Circadian clocks and phosphorylation: Insights from computational modeling

Abstract

AbstractCircadian clocks are based on a molecular mechanism regulated at the transcriptional, translational and post-translational levels. Recent experimental data unravel a complex role of the phosphorylations in these clocks. In mammals, several kinases play differential roles in the regulation of circadian rhythmicity. A dysfunction in the phosphorylation of one clock protein could lead to sleep disorders such as the Familial Advanced Sleep Phase Disorder, FASPS. Moreover, several drugs are targeting kinases of the circadian clocks and can be used in cancer chronotherapy or to treat mood disorders. In Drosophila, recent experimental observations also revealed a complex role of the phosphorylations. Because of its high degree of homology with mammals, the Drosophila system is of particular interest. In the circadian clock of cyanobacteria, an atypical regulatory mechanism is based only on three clock proteins (KaiA, KaiB, KaiC) and ATP and is sufficient to produce robust temperature-compensated circadian oscillations of KaiC phosphorylation. This review will show how computational modeling has become a powerful and useful tool in investigating the regulatory mechanism of circadian clocks, but also how models can give rise to testable predictions or reveal unexpected results.

Document layout detection data
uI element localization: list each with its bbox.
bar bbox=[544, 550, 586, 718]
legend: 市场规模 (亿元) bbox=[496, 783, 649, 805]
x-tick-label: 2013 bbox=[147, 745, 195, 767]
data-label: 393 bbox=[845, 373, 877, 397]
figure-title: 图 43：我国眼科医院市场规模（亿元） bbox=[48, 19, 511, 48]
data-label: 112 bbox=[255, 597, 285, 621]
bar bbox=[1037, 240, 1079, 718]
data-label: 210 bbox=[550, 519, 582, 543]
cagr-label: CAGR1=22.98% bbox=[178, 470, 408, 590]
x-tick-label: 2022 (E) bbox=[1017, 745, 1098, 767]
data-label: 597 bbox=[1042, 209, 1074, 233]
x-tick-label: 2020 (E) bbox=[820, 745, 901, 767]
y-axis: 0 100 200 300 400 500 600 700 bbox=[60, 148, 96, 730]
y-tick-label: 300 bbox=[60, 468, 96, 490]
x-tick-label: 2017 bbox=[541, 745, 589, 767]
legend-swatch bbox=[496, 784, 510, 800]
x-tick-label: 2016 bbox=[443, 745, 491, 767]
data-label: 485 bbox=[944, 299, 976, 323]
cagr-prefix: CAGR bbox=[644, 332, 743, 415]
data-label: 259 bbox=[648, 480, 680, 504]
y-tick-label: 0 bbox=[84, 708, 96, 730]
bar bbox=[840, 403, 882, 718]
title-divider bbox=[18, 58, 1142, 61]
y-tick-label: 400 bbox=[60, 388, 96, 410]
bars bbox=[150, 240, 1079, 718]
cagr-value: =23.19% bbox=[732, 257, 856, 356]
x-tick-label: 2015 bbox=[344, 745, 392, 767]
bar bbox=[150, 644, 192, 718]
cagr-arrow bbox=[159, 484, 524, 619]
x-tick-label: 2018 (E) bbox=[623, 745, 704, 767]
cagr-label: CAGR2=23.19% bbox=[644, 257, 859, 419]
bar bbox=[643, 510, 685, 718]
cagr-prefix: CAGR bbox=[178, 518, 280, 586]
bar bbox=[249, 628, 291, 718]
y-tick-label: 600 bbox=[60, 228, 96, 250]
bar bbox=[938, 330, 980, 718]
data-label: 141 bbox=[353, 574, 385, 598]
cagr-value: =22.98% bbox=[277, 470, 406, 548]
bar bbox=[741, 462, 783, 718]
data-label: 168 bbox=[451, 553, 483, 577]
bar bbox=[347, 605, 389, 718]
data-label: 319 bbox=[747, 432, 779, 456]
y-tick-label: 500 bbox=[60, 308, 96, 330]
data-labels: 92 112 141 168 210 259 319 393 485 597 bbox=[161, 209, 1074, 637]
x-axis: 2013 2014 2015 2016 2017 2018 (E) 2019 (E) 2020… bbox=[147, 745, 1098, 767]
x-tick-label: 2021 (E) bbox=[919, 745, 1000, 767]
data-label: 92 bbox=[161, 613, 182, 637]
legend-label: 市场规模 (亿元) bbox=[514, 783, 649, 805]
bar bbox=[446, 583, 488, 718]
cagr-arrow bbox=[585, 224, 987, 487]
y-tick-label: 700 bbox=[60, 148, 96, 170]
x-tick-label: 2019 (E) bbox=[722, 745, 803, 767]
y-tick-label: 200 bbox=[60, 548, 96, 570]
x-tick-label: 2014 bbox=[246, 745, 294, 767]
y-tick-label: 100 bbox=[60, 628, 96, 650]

WHAT TO DO – Reproduce word for word the full text on circadian clocks and phosphorylation, from its title through its last sentence.

RESULT OF THE EXERCISE –
Circadian clocks and phosphorylation: Insights from computational modeling

Abstract

AbstractCircadian clocks are based on a molecular mechanism regulated at the transcriptional, translational and post-translational levels. Recent experimental data unravel a complex role of the phosphorylations in these clocks. In mammals, several kinases play differential roles in the regulation of circadian rhythmicity. A dysfunction in the phosphorylation of one clock protein could lead to sleep disorders such as the Familial Advanced Sleep Phase Disorder, FASPS. Moreover, several drugs are targeting kinases of the circadian clocks and can be used in cancer chronotherapy or to treat mood disorders. In Drosophila, recent experimental observations also revealed a complex role of the phosphorylations. Because of its high degree of homology with mammals, the Drosophila system is of particular interest. In the circadian clock of cyanobacteria, an atypical regulatory mechanism is based only on three clock proteins (KaiA, KaiB, KaiC) and ATP and is sufficient to produce robust temperature-compensated circadian oscillations of KaiC phosphorylation. This review will show how computational modeling has become a powerful and useful tool in investigating the regulatory mechanism of circadian clocks, but also how models can give rise to testable predictions or reveal unexpected results.